◆ **The exercise**:
Search the records that follow and extract every line containing the string "text".

=-=-=-=-=

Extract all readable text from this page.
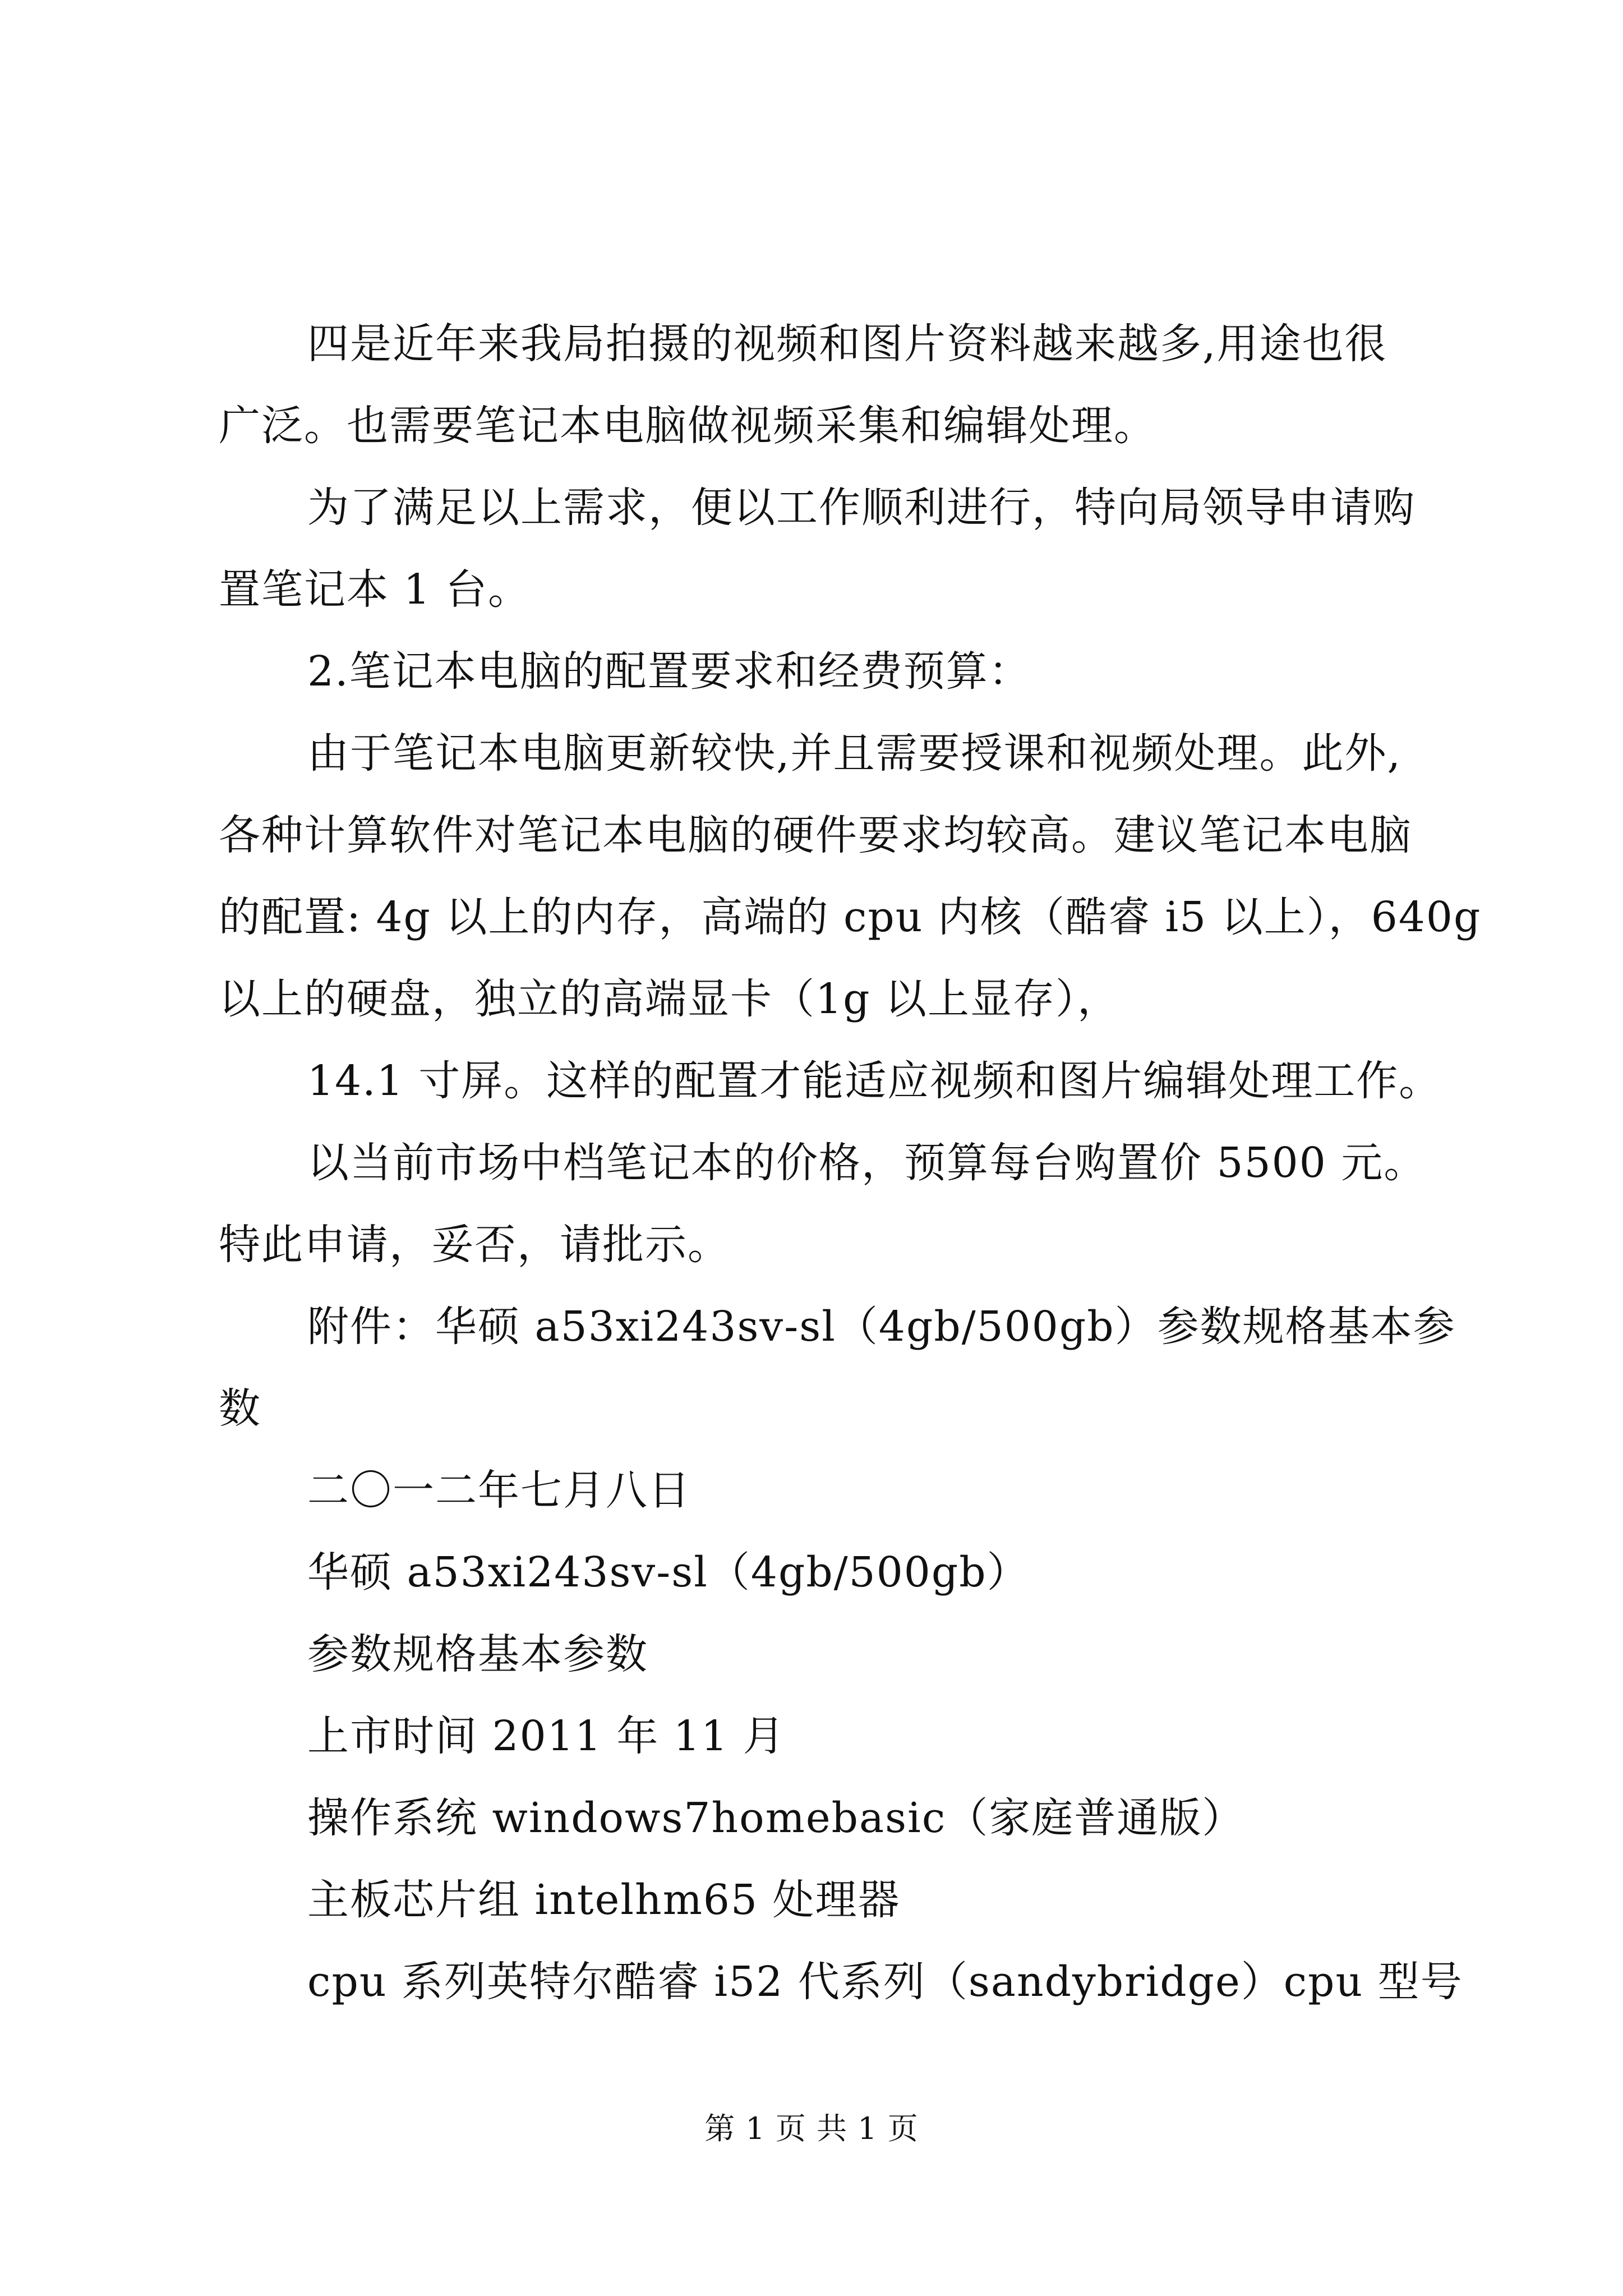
四是近年来我局拍摄的视频和图片资料越来越多,用途也很
广泛。也需要笔记本电脑做视频采集和编辑处理。
为了满足以上需求，便以工作顺利进行，特向局领导申请购
置笔记本 1 台。
2.笔记本电脑的配置要求和经费预算：
由于笔记本电脑更新较快,并且需要授课和视频处理。此外,
各种计算软件对笔记本电脑的硬件要求均较高。建议笔记本电脑
的配置: 4g 以上的内存，高端的 cpu 内核（酷睿 i5 以上），640g
以上的硬盘，独立的高端显卡（1g 以上显存），
14.1 寸屏。这样的配置才能适应视频和图片编辑处理工作。
以当前市场中档笔记本的价格，预算每台购置价 5500 元。
特此申请，妥否，请批示。
附件：华硕 a53xi243sv-sl（4gb/500gb）参数规格基本参
数
二〇一二年七月八日
华硕 a53xi243sv-sl（4gb/500gb）
参数规格基本参数
上市时间 2011 年 11 月
操作系统 windows7homebasic（家庭普通版）
主板芯片组 intelhm65 处理器
cpu 系列英特尔酷睿 i52 代系列（sandybridge）cpu 型号
第 1 页 共 1 页
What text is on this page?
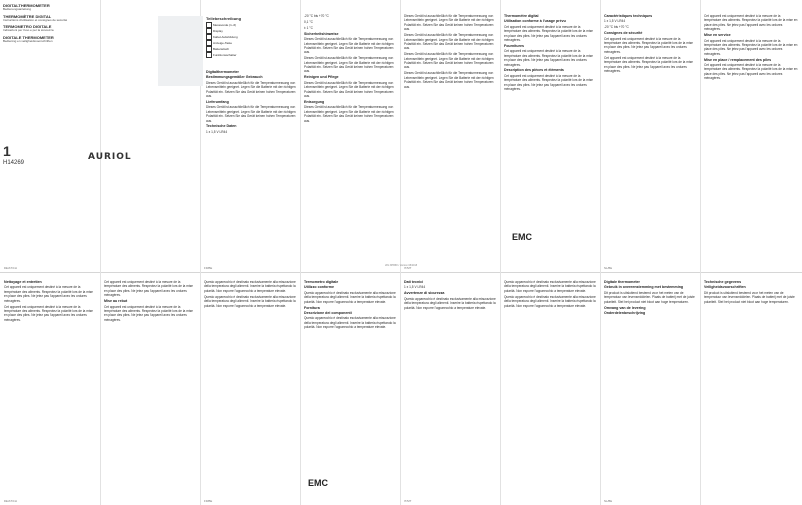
DIGITALTHERMOMETER
Bedienungsanleitung
THERMOMÈTRE DIGITAL
Instructions d'utilisation et consignes de sécurité
TERMOMETRO DIGITALE
Indicazioni per l'uso e per la sicurezza
DIGITALE THERMOMETER
Bediening en veiligheidsvoorschriften
1
H14269
AURIOL
Teilebeschreibung
Messsonde (1–6)
Display
Kabel-Aufwicklung
Anzeige-Taste
Batteriefach
Funktionsschalter
Digitalthermometer
Bestimmungsgemäßer Gebrauch

Dieses Gerät ist ausschließlich für die Temperaturmessung von Lebensmitteln geeignet. Legen Sie die Batterie mit der richtigen Polarität ein. Setzen Sie das Gerät keinen hohen Temperaturen aus.

Lieferumfang

Dieses Gerät ist ausschließlich für die Temperaturmessung von Lebensmitteln geeignet. Legen Sie die Batterie mit der richtigen Polarität ein. Setzen Sie das Gerät keinen hohen Temperaturen aus.

Technische Daten

1 x 1,5 V LR44

-20 °C bis +70 °C

0,1 °C

± 1 °C

Sicherheitshinweise

Dieses Gerät ist ausschließlich für die Temperaturmessung von Lebensmitteln geeignet. Legen Sie die Batterie mit der richtigen Polarität ein. Setzen Sie das Gerät keinen hohen Temperaturen aus.

Dieses Gerät ist ausschließlich für die Temperaturmessung von Lebensmitteln geeignet. Legen Sie die Batterie mit der richtigen Polarität ein. Setzen Sie das Gerät keinen hohen Temperaturen aus.

Reinigen und Pflege

Dieses Gerät ist ausschließlich für die Temperaturmessung von Lebensmitteln geeignet. Legen Sie die Batterie mit der richtigen Polarität ein. Setzen Sie das Gerät keinen hohen Temperaturen aus.

Entsorgung

Dieses Gerät ist ausschließlich für die Temperaturmessung von Lebensmitteln geeignet. Legen Sie die Batterie mit der richtigen Polarität ein. Setzen Sie das Gerät keinen hohen Temperaturen aus.

Dieses Gerät ist ausschließlich für die Temperaturmessung von Lebensmitteln geeignet. Legen Sie die Batterie mit der richtigen Polarität ein. Setzen Sie das Gerät keinen hohen Temperaturen aus.

Dieses Gerät ist ausschließlich für die Temperaturmessung von Lebensmitteln geeignet. Legen Sie die Batterie mit der richtigen Polarität ein. Setzen Sie das Gerät keinen hohen Temperaturen aus.

Dieses Gerät ist ausschließlich für die Temperaturmessung von Lebensmitteln geeignet. Legen Sie die Batterie mit der richtigen Polarität ein. Setzen Sie das Gerät keinen hohen Temperaturen aus.

Dieses Gerät ist ausschließlich für die Temperaturmessung von Lebensmitteln geeignet. Legen Sie die Batterie mit der richtigen Polarität ein. Setzen Sie das Gerät keinen hohen Temperaturen aus.

Thermomètre digital
Utilisation conforme à l'usage prévu

Cet appareil est uniquement destiné à la mesure de la température des aliments. Respectez la polarité lors de la mise en place des piles. Ne jetez pas l'appareil avec les ordures ménagères.

Fournitures

Cet appareil est uniquement destiné à la mesure de la température des aliments. Respectez la polarité lors de la mise en place des piles. Ne jetez pas l'appareil avec les ordures ménagères.

Description des pièces et éléments

Cet appareil est uniquement destiné à la mesure de la température des aliments. Respectez la polarité lors de la mise en place des piles. Ne jetez pas l'appareil avec les ordures ménagères.

EMC
Caractéristiques techniques

1 x 1,5 V LR44

-20 °C bis +70 °C

Consignes de sécurité

Cet appareil est uniquement destiné à la mesure de la température des aliments. Respectez la polarité lors de la mise en place des piles. Ne jetez pas l'appareil avec les ordures ménagères.

Cet appareil est uniquement destiné à la mesure de la température des aliments. Respectez la polarité lors de la mise en place des piles. Ne jetez pas l'appareil avec les ordures ménagères.

Cet appareil est uniquement destiné à la mesure de la température des aliments. Respectez la polarité lors de la mise en place des piles. Ne jetez pas l'appareil avec les ordures ménagères.

Mise en service

Cet appareil est uniquement destiné à la mesure de la température des aliments. Respectez la polarité lors de la mise en place des piles. Ne jetez pas l'appareil avec les ordures ménagères.

Mise en place / remplacement des piles

Cet appareil est uniquement destiné à la mesure de la température des aliments. Respectez la polarité lors de la mise en place des piles. Ne jetez pas l'appareil avec les ordures ménagères.

IAN 305568 • Version 08/2018
Nettoyage et entretien

Cet appareil est uniquement destiné à la mesure de la température des aliments. Respectez la polarité lors de la mise en place des piles. Ne jetez pas l'appareil avec les ordures ménagères.

Cet appareil est uniquement destiné à la mesure de la température des aliments. Respectez la polarité lors de la mise en place des piles. Ne jetez pas l'appareil avec les ordures ménagères.

Cet appareil est uniquement destiné à la mesure de la température des aliments. Respectez la polarité lors de la mise en place des piles. Ne jetez pas l'appareil avec les ordures ménagères.

Mise au rebut

Cet appareil est uniquement destiné à la mesure de la température des aliments. Respectez la polarité lors de la mise en place des piles. Ne jetez pas l'appareil avec les ordures ménagères.

Questo apparecchio è destinato esclusivamente alla misurazione della temperatura degli alimenti. Inserire la batteria rispettando la polarità. Non esporre l'apparecchio a temperature elevate.

Questo apparecchio è destinato esclusivamente alla misurazione della temperatura degli alimenti. Inserire la batteria rispettando la polarità. Non esporre l'apparecchio a temperature elevate.

Termometro digitale
Utilizzo conforme

Questo apparecchio è destinato esclusivamente alla misurazione della temperatura degli alimenti. Inserire la batteria rispettando la polarità. Non esporre l'apparecchio a temperature elevate.

Fornitura
Descrizione dei componenti

Questo apparecchio è destinato esclusivamente alla misurazione della temperatura degli alimenti. Inserire la batteria rispettando la polarità. Non esporre l'apparecchio a temperature elevate.

EMC
Dati tecnici

1 x 1,5 V LR44

Avvertenze di sicurezza

Questo apparecchio è destinato esclusivamente alla misurazione della temperatura degli alimenti. Inserire la batteria rispettando la polarità. Non esporre l'apparecchio a temperature elevate.

Questo apparecchio è destinato esclusivamente alla misurazione della temperatura degli alimenti. Inserire la batteria rispettando la polarità. Non esporre l'apparecchio a temperature elevate.

Questo apparecchio è destinato esclusivamente alla misurazione della temperatura degli alimenti. Inserire la batteria rispettando la polarità. Non esporre l'apparecchio a temperature elevate.

Digitale thermometer
Gebruik in overeenstemming met bestemming

Dit product is uitsluitend bestemd voor het meten van de temperatuur van levensmiddelen. Plaats de batterij met de juiste polariteit. Stel het product niet bloot aan hoge temperaturen.

Omvang van de levering
Onderdelenbeschrijving
Technische gegevens
Veiligheidsvoorschriften

Dit product is uitsluitend bestemd voor het meten van de temperatuur van levensmiddelen. Plaats de batterij met de juiste polariteit. Stel het product niet bloot aan hoge temperaturen.

DE/AT/CH	FR/BE	IT/MT	NL/BE
DE/AT/CH	FR/BE	IT/MT	NL/BE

=-=-=-=-=

◆ **Exercise answer**:
Extract all readable text from this page.
What text is on this page?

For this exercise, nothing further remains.